**WHAT YOU NEED TO DO:**
Arrange the rows as a numbered list with blank lines left out, from the row containing "lat-tick-label: 30S xyxy=(677,629,698,643)" through the row containing "colorbar-swatch xyxy=(169,1152,197,1164)", both included.

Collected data

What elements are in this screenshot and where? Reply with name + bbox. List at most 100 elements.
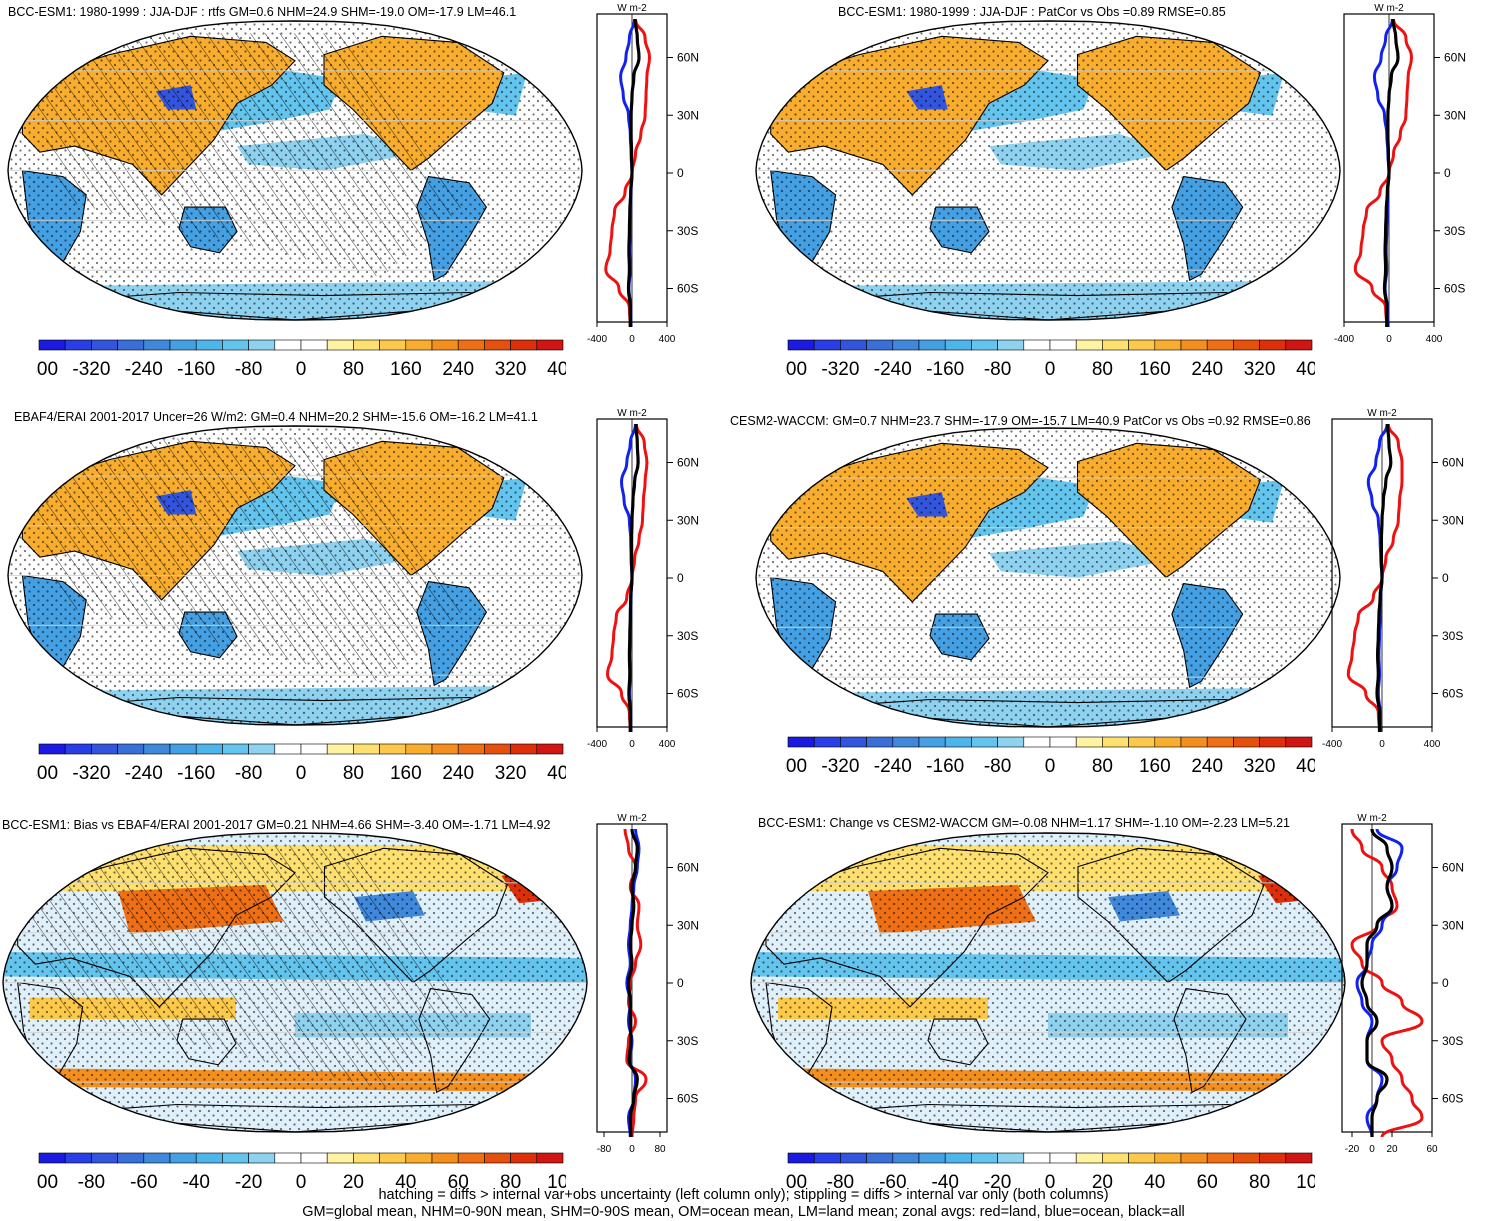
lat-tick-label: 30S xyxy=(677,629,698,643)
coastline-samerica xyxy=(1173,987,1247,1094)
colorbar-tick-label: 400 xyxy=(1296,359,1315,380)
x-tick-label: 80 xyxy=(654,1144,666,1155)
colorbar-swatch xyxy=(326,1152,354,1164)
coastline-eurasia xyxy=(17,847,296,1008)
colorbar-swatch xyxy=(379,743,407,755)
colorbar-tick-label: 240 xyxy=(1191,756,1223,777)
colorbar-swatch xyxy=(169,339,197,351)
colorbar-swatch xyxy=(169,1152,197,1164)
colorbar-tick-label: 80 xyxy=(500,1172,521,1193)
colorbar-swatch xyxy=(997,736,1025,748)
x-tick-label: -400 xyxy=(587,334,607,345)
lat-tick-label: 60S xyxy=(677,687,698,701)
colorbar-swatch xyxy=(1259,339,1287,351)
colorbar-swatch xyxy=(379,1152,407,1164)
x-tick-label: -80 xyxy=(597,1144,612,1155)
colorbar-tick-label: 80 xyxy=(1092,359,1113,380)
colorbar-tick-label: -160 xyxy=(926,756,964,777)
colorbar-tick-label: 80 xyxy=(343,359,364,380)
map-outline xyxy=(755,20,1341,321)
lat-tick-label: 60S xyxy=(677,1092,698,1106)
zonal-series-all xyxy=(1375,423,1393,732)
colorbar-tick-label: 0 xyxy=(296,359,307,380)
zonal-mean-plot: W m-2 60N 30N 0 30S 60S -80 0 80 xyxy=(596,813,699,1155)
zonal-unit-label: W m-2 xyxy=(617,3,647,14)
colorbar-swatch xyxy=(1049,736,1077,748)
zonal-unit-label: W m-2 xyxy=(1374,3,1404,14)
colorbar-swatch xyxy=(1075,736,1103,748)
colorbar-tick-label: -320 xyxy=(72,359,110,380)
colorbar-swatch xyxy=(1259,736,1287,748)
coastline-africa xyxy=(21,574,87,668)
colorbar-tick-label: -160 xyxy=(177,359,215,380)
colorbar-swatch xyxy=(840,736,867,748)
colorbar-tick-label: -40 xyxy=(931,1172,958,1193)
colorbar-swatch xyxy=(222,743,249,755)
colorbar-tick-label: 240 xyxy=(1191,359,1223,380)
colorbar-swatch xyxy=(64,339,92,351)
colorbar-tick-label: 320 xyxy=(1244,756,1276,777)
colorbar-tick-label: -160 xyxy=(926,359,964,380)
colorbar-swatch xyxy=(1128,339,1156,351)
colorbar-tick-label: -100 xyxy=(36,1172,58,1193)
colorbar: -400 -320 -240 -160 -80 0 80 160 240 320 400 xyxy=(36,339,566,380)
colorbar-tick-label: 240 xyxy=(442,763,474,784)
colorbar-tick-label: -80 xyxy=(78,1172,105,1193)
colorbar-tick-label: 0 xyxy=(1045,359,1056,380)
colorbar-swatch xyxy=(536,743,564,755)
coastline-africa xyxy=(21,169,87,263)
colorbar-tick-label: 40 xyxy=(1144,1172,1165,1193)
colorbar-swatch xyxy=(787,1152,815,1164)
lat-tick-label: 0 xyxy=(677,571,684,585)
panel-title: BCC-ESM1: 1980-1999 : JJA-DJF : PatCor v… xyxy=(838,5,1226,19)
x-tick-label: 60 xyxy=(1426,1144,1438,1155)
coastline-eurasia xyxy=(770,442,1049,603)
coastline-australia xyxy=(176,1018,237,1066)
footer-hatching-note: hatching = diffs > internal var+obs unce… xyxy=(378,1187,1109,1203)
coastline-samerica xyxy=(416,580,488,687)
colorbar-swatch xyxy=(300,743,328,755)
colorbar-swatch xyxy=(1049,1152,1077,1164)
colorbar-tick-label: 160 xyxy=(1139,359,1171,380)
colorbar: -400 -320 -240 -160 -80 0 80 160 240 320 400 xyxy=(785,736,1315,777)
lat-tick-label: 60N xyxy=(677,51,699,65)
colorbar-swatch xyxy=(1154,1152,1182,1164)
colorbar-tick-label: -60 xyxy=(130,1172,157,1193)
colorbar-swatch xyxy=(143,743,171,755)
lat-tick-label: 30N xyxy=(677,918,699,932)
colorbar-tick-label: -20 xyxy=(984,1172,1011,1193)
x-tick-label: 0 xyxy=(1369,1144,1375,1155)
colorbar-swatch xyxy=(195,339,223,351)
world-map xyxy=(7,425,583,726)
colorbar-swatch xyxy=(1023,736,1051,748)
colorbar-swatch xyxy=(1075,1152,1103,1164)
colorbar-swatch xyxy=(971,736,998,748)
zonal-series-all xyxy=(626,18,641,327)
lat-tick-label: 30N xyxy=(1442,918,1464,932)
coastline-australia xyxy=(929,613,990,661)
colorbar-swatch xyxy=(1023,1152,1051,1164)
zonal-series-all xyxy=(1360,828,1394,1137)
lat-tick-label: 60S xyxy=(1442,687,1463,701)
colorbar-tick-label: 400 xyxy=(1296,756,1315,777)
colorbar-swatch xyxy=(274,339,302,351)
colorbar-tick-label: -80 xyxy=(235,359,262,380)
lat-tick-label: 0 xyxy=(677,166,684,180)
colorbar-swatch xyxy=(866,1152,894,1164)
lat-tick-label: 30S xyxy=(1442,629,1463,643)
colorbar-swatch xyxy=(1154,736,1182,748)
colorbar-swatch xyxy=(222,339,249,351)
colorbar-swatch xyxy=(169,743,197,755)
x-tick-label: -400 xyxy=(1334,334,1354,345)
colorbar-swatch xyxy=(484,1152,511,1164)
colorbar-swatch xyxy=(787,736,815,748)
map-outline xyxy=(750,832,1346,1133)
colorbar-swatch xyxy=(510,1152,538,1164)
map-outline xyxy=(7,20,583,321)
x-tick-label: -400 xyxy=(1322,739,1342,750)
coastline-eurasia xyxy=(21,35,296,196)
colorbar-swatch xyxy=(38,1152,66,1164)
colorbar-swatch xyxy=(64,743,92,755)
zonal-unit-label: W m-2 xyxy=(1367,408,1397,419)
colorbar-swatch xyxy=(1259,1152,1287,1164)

...

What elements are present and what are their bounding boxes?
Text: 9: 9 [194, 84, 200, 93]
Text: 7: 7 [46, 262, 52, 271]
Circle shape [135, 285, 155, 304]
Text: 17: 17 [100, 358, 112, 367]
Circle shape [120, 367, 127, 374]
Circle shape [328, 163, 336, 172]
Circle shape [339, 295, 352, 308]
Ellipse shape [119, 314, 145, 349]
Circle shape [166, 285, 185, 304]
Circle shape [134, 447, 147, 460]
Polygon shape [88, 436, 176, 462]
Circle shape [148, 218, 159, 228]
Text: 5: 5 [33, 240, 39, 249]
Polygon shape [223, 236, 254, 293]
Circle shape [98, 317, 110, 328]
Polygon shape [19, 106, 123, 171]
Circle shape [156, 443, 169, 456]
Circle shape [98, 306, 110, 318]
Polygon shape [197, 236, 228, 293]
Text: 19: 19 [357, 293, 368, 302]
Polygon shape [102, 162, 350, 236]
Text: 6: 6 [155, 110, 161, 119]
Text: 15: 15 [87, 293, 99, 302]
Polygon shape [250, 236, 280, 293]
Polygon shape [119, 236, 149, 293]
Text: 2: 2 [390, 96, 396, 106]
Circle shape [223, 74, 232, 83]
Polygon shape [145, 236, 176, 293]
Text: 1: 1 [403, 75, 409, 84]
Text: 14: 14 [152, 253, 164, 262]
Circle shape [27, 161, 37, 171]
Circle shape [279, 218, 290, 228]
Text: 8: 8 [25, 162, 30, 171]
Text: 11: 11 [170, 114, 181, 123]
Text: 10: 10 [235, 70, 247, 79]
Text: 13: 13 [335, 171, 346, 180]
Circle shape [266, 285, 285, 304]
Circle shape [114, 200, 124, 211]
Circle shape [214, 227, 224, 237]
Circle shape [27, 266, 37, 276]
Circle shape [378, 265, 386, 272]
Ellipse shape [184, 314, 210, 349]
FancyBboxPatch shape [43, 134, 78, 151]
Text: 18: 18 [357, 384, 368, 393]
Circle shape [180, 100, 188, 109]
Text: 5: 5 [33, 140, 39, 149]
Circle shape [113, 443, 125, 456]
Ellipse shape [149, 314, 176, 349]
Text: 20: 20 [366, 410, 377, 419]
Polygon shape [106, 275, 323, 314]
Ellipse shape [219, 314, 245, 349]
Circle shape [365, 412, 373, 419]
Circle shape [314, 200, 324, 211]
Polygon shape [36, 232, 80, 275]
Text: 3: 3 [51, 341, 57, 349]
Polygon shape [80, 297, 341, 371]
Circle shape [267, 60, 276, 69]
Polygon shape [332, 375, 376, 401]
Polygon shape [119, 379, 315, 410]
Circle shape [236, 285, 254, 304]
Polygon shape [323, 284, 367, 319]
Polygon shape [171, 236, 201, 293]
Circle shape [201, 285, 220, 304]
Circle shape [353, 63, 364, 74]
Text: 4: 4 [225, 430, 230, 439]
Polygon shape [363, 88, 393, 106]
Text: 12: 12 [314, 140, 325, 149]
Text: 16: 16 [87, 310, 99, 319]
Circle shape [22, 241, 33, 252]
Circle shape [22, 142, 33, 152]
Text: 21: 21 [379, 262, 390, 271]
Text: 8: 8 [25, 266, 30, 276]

**EXERCISE ANSWER:**
1. lat-tick-label: 30S xyxy=(677,629,698,643)
2. coastline-samerica xyxy=(1173,987,1247,1094)
3. colorbar-tick-label: 400 xyxy=(1296,359,1315,380)
4. x-tick-label: 80 xyxy=(654,1144,666,1155)
5. colorbar-swatch xyxy=(326,1152,354,1164)
6. coastline-eurasia xyxy=(17,847,296,1008)
7. colorbar-swatch xyxy=(379,743,407,755)
8. colorbar-tick-label: 240 xyxy=(1191,756,1223,777)
9. colorbar-swatch xyxy=(169,339,197,351)
10. colorbar-swatch xyxy=(169,1152,197,1164)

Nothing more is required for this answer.